* _SHORT TASK_
From the entries below, count every line that contains the word "trwałe". Please give the number and nothing else.

= = = =

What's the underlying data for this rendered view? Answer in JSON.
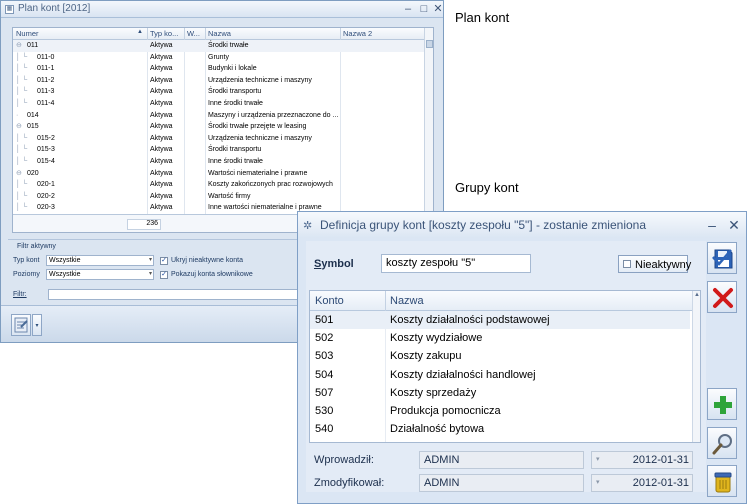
{
  "captions": {
    "plan_kont": "Plan kont",
    "grupy_kont": "Grupy kont"
  },
  "plan_window": {
    "title": "Plan kont [2012]",
    "columns": [
      "Numer",
      "Typ ko...",
      "W...",
      "Nazwa",
      "Nazwa 2"
    ],
    "rows": [
      {
        "numer": "011",
        "typ": "Aktywa",
        "nazwa": "Środki trwałe",
        "level": 0,
        "expander": "⊖"
      },
      {
        "numer": "011-0",
        "typ": "Aktywa",
        "nazwa": "Grunty",
        "level": 1
      },
      {
        "numer": "011-1",
        "typ": "Aktywa",
        "nazwa": "Budynki i lokale",
        "level": 1
      },
      {
        "numer": "011-2",
        "typ": "Aktywa",
        "nazwa": "Urządzenia techniczne i maszyny",
        "level": 1
      },
      {
        "numer": "011-3",
        "typ": "Aktywa",
        "nazwa": "Środki transportu",
        "level": 1
      },
      {
        "numer": "011-4",
        "typ": "Aktywa",
        "nazwa": "Inne środki trwałe",
        "level": 1
      },
      {
        "numer": "014",
        "typ": "Aktywa",
        "nazwa": "Maszyny i urządzenia przeznaczone do ...",
        "level": 0
      },
      {
        "numer": "015",
        "typ": "Aktywa",
        "nazwa": "Środki trwałe przejęte w leasing",
        "level": 0,
        "expander": "⊖"
      },
      {
        "numer": "015-2",
        "typ": "Aktywa",
        "nazwa": "Urządzenia techniczne i maszyny",
        "level": 1
      },
      {
        "numer": "015-3",
        "typ": "Aktywa",
        "nazwa": "Środki transportu",
        "level": 1
      },
      {
        "numer": "015-4",
        "typ": "Aktywa",
        "nazwa": "Inne środki trwałe",
        "level": 1
      },
      {
        "numer": "020",
        "typ": "Aktywa",
        "nazwa": "Wartości niematerialne i prawne",
        "level": 0,
        "expander": "⊖"
      },
      {
        "numer": "020-1",
        "typ": "Aktywa",
        "nazwa": "Koszty zakończonych prac rozwojowych",
        "level": 1
      },
      {
        "numer": "020-2",
        "typ": "Aktywa",
        "nazwa": "Wartość firmy",
        "level": 1
      },
      {
        "numer": "020-3",
        "typ": "Aktywa",
        "nazwa": "Inne wartości niematerialne i prawne",
        "level": 1
      }
    ],
    "count": "236",
    "filter": {
      "group_label": "Filtr aktywny",
      "typ_label": "Typ kont",
      "typ_value": "Wszystkie",
      "poziomy_label": "Poziomy",
      "poziomy_value": "Wszystkie",
      "chk1_label": "Ukryj nieaktywne konta",
      "chk2_label": "Pokazuj konta słownikowe",
      "filtr_label": "Filtr:"
    }
  },
  "group_window": {
    "title": "Definicja grupy kont [koszty zespołu \"5\"] - zostanie zmieniona",
    "symbol_label": "Symbol",
    "symbol_value": "koszty zespołu \"5\"",
    "nieaktywny_label": "Nieaktywny",
    "columns": [
      "Konto",
      "Nazwa"
    ],
    "rows": [
      {
        "konto": "501",
        "nazwa": "Koszty działalności podstawowej"
      },
      {
        "konto": "502",
        "nazwa": "Koszty wydziałowe"
      },
      {
        "konto": "503",
        "nazwa": "Koszty zakupu"
      },
      {
        "konto": "504",
        "nazwa": "Koszty działalności handlowej"
      },
      {
        "konto": "507",
        "nazwa": "Koszty sprzedaży"
      },
      {
        "konto": "530",
        "nazwa": "Produkcja pomocnicza"
      },
      {
        "konto": "540",
        "nazwa": "Działalność bytowa"
      }
    ],
    "wprowadzil_label": "Wprowadził:",
    "wprowadzil_user": "ADMIN",
    "wprowadzil_date": "2012-01-31",
    "zmodyfikowal_label": "Zmodyfikował:",
    "zmodyfikowal_user": "ADMIN",
    "zmodyfikowal_date": "2012-01-31"
  },
  "colors": {
    "save_icon": "#2c63b8",
    "cancel_icon": "#d11a1a",
    "add_icon": "#2ea43a",
    "trash_icon": "#e0b51d"
  }
}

= = = =

* _WORKED ANSWER_
4